→ **Written exercise**
Write the records out again, keeping each line exactly as it is.

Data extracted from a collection
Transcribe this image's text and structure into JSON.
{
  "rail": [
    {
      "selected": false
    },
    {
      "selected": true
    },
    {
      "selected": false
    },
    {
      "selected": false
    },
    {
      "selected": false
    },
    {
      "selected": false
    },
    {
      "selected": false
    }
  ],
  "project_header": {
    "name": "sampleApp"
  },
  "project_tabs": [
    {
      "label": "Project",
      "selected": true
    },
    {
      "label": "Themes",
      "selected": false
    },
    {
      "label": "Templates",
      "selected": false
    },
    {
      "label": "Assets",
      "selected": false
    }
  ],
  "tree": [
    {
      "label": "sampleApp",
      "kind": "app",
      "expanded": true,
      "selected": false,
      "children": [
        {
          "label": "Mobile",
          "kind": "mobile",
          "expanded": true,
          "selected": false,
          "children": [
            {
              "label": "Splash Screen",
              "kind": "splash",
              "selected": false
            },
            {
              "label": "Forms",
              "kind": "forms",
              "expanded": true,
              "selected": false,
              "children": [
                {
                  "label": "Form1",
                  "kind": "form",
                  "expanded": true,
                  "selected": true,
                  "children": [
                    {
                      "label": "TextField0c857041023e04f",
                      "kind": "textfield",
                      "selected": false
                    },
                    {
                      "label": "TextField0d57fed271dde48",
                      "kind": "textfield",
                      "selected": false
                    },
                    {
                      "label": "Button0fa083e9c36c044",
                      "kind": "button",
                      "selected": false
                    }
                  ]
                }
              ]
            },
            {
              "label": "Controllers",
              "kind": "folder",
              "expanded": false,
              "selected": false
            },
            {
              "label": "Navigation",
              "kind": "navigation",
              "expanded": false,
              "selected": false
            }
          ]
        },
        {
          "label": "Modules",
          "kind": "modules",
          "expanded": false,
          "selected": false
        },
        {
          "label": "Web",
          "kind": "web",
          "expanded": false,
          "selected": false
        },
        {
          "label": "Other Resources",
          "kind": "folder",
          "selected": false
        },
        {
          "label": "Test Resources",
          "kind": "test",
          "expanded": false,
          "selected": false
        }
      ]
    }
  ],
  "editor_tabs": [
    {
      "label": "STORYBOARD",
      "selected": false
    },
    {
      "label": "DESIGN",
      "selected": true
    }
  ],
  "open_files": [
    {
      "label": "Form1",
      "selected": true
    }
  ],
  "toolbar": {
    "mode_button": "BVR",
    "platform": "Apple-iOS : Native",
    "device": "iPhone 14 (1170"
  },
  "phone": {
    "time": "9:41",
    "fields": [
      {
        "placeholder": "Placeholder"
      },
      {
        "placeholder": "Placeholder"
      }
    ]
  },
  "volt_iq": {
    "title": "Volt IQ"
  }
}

→ **Written response**
Transcribe this image's text and structure into JSON.
{
  "rail": [
    {
      "selected": false
    },
    {
      "selected": true
    },
    {
      "selected": false
    },
    {
      "selected": false
    },
    {
      "selected": false
    },
    {
      "selected": false
    },
    {
      "selected": false
    }
  ],
  "project_header": {
    "name": "sampleApp"
  },
  "project_tabs": [
    {
      "label": "Project",
      "selected": true
    },
    {
      "label": "Themes",
      "selected": false
    },
    {
      "label": "Templates",
      "selected": false
    },
    {
      "label": "Assets",
      "selected": false
    }
  ],
  "tree": [
    {
      "label": "sampleApp",
      "kind": "app",
      "expanded": true,
      "selected": false,
      "children": [
        {
          "label": "Mobile",
          "kind": "mobile",
          "expanded": true,
          "selected": false,
          "children": [
            {
              "label": "Splash Screen",
              "kind": "splash",
              "selected": false
            },
            {
              "label": "Forms",
              "kind": "forms",
              "expanded": true,
              "selected": false,
              "children": [
                {
                  "label": "Form1",
                  "kind": "form",
                  "expanded": true,
                  "selected": true,
                  "children": [
                    {
                      "label": "TextField0c857041023e04f",
                      "kind": "textfield",
                      "selected": false
                    },
                    {
                      "label": "TextField0d57fed271dde48",
                      "kind": "textfield",
                      "selected": false
                    },
                    {
                      "label": "Button0fa083e9c36c044",
                      "kind": "button",
                      "selected": false
                    }
                  ]
                }
              ]
            },
            {
              "label": "Controllers",
              "kind": "folder",
              "expanded": false,
              "selected": false
            },
            {
              "label": "Navigation",
              "kind": "navigation",
              "expanded": false,
              "selected": false
            }
          ]
        },
        {
          "label": "Modules",
          "kind": "modules",
          "expanded": false,
          "selected": false
        },
        {
          "label": "Web",
          "kind": "web",
          "expanded": false,
          "selected": false
        },
        {
          "label": "Other Resources",
          "kind": "folder",
          "selected": false
        },
        {
          "label": "Test Resources",
          "kind": "test",
          "expanded": false,
          "selected": false
        }
      ]
    }
  ],
  "editor_tabs": [
    {
      "label": "STORYBOARD",
      "selected": false
    },
    {
      "label": "DESIGN",
      "selected": true
    }
  ],
  "open_files": [
    {
      "label": "Form1",
      "selected": true
    }
  ],
  "toolbar": {
    "mode_button": "BVR",
    "platform": "Apple-iOS : Native",
    "device": "iPhone 14 (1170"
  },
  "phone": {
    "time": "9:41",
    "fields": [
      {
        "placeholder": "Placeholder"
      },
      {
        "placeholder": "Placeholder"
      }
    ]
  },
  "volt_iq": {
    "title": "Volt IQ"
  }
}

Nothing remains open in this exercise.